* Exercise requirements
Each entry below is to be transcribed exactly.

• • • •

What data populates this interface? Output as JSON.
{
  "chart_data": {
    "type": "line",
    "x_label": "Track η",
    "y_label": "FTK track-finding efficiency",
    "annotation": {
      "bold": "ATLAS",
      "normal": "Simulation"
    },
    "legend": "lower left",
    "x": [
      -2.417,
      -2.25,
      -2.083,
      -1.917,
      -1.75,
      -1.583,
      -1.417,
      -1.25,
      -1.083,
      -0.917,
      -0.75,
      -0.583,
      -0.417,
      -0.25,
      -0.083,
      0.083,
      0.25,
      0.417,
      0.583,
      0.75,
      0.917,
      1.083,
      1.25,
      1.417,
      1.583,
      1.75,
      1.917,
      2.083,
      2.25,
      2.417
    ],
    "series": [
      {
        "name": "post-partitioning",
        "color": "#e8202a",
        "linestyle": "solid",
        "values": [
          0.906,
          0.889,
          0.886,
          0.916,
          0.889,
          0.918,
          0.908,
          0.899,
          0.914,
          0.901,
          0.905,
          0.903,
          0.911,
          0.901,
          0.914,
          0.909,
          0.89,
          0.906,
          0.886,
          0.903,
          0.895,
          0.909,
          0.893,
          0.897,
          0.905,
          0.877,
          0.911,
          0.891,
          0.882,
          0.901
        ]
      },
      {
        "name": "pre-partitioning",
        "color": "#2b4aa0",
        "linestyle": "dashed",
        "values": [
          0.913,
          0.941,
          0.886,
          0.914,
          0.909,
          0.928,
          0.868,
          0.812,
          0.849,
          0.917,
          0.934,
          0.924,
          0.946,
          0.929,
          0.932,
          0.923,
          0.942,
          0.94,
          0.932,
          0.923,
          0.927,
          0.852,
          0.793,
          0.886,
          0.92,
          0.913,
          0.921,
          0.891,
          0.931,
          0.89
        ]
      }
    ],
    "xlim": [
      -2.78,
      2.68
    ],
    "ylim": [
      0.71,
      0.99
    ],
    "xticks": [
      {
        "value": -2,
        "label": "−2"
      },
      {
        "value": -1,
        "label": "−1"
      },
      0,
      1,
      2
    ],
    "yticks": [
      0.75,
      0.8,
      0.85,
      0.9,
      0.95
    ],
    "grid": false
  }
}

• • • •

* Task solution
What data populates this interface? Output as JSON.
{
  "chart_data": {
    "type": "line",
    "x_label": "Track η",
    "y_label": "FTK track-finding efficiency",
    "annotation": {
      "bold": "ATLAS",
      "normal": "Simulation"
    },
    "legend": "lower left",
    "x": [
      -2.417,
      -2.25,
      -2.083,
      -1.917,
      -1.75,
      -1.583,
      -1.417,
      -1.25,
      -1.083,
      -0.917,
      -0.75,
      -0.583,
      -0.417,
      -0.25,
      -0.083,
      0.083,
      0.25,
      0.417,
      0.583,
      0.75,
      0.917,
      1.083,
      1.25,
      1.417,
      1.583,
      1.75,
      1.917,
      2.083,
      2.25,
      2.417
    ],
    "series": [
      {
        "name": "post-partitioning",
        "color": "#e8202a",
        "linestyle": "solid",
        "values": [
          0.906,
          0.889,
          0.886,
          0.916,
          0.889,
          0.918,
          0.908,
          0.899,
          0.914,
          0.901,
          0.905,
          0.903,
          0.911,
          0.901,
          0.914,
          0.909,
          0.89,
          0.906,
          0.886,
          0.903,
          0.895,
          0.909,
          0.893,
          0.897,
          0.905,
          0.877,
          0.911,
          0.891,
          0.882,
          0.901
        ]
      },
      {
        "name": "pre-partitioning",
        "color": "#2b4aa0",
        "linestyle": "dashed",
        "values": [
          0.913,
          0.941,
          0.886,
          0.914,
          0.909,
          0.928,
          0.868,
          0.812,
          0.849,
          0.917,
          0.934,
          0.924,
          0.946,
          0.929,
          0.932,
          0.923,
          0.942,
          0.94,
          0.932,
          0.923,
          0.927,
          0.852,
          0.793,
          0.886,
          0.92,
          0.913,
          0.921,
          0.891,
          0.931,
          0.89
        ]
      }
    ],
    "xlim": [
      -2.78,
      2.68
    ],
    "ylim": [
      0.71,
      0.99
    ],
    "xticks": [
      {
        "value": -2,
        "label": "−2"
      },
      {
        "value": -1,
        "label": "−1"
      },
      0,
      1,
      2
    ],
    "yticks": [
      0.75,
      0.8,
      0.85,
      0.9,
      0.95
    ],
    "grid": false
  }
}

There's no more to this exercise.